The problem ::
Extract the text of each entry below exactly, leaving every image behind.

● ● ● ●

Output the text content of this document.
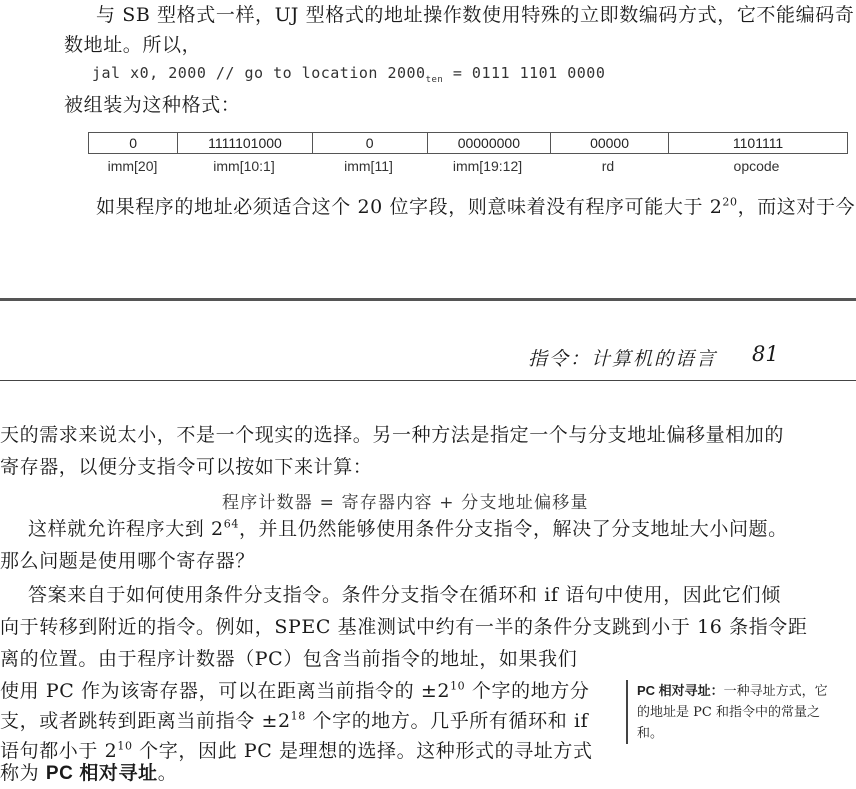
与 SB 型格式一样，UJ 型格式的地址操作数使用特殊的立即数编码方式，它不能编码奇
数地址。所以，
jal x0, 2000 // go to location $2000_{ten} = 0111$ 1101 0000
被组装为这种格式：
0	1111101000	0	00000000	00000	1101111
imm[20]	imm[10:1]	imm[11]	imm[19:12]	rd	opcode
如果程序的地址必须适合这个 20 位字段，则意味着没有程序可能大于 $2^{20}$，而这对于今
指令：计算机的语言 81
天的需求来说太小，不是一个现实的选择。另一种方法是指定一个与分支地址偏移量相加的
寄存器，以便分支指令可以按如下来计算：
程序计数器 = 寄存器内容 + 分支地址偏移量
这样就允许程序大到 $2^{64}$，并且仍然能够使用条件分支指令，解决了分支地址大小问题。
那么问题是使用哪个寄存器？
答案来自于如何使用条件分支指令。条件分支指令在循环和 if 语句中使用，因此它们倾
向于转移到附近的指令。例如，SPEC 基准测试中约有一半的条件分支跳到小于 16 条指令距
离的位置。由于程序计数器（PC）包含当前指令的地址，如果我们
使用 PC 作为该寄存器，可以在距离当前指令的 $\pm 2^{10}$ 个字的地方分
支，或者跳转到距离当前指令 $\pm 2^{18}$ 个字的地方。几乎所有循环和 if
语句都小于 $2^{10}$ 个字，因此 PC 是理想的选择。这种形式的寻址方式
称为 PC 相对寻址。
PC 相对寻址：一种寻址方式，它的地址是 PC 和指令中的常量之和。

● ● ● ●

Exercise result ::
Output the text content of this document.
与 SB 型格式一样，UJ 型格式的地址操作数使用特殊的立即数编码方式，它不能编码奇
数地址。所以，
jal x0, 2000 // go to location $2000_{ten} = 0111$ 1101 0000
被组装为这种格式：
0	1111101000	0	00000000	00000	1101111
imm[20]	imm[10:1]	imm[11]	imm[19:12]	rd	opcode
如果程序的地址必须适合这个 20 位字段，则意味着没有程序可能大于 $2^{20}$，而这对于今
指令：计算机的语言 81
天的需求来说太小，不是一个现实的选择。另一种方法是指定一个与分支地址偏移量相加的
寄存器，以便分支指令可以按如下来计算：
程序计数器 = 寄存器内容 + 分支地址偏移量
这样就允许程序大到 $2^{64}$，并且仍然能够使用条件分支指令，解决了分支地址大小问题。
那么问题是使用哪个寄存器？
答案来自于如何使用条件分支指令。条件分支指令在循环和 if 语句中使用，因此它们倾
向于转移到附近的指令。例如，SPEC 基准测试中约有一半的条件分支跳到小于 16 条指令距
离的位置。由于程序计数器（PC）包含当前指令的地址，如果我们
使用 PC 作为该寄存器，可以在距离当前指令的 $\pm 2^{10}$ 个字的地方分
支，或者跳转到距离当前指令 $\pm 2^{18}$ 个字的地方。几乎所有循环和 if
语句都小于 $2^{10}$ 个字，因此 PC 是理想的选择。这种形式的寻址方式
称为 PC 相对寻址。
PC 相对寻址：一种寻址方式，它的地址是 PC 和指令中的常量之和。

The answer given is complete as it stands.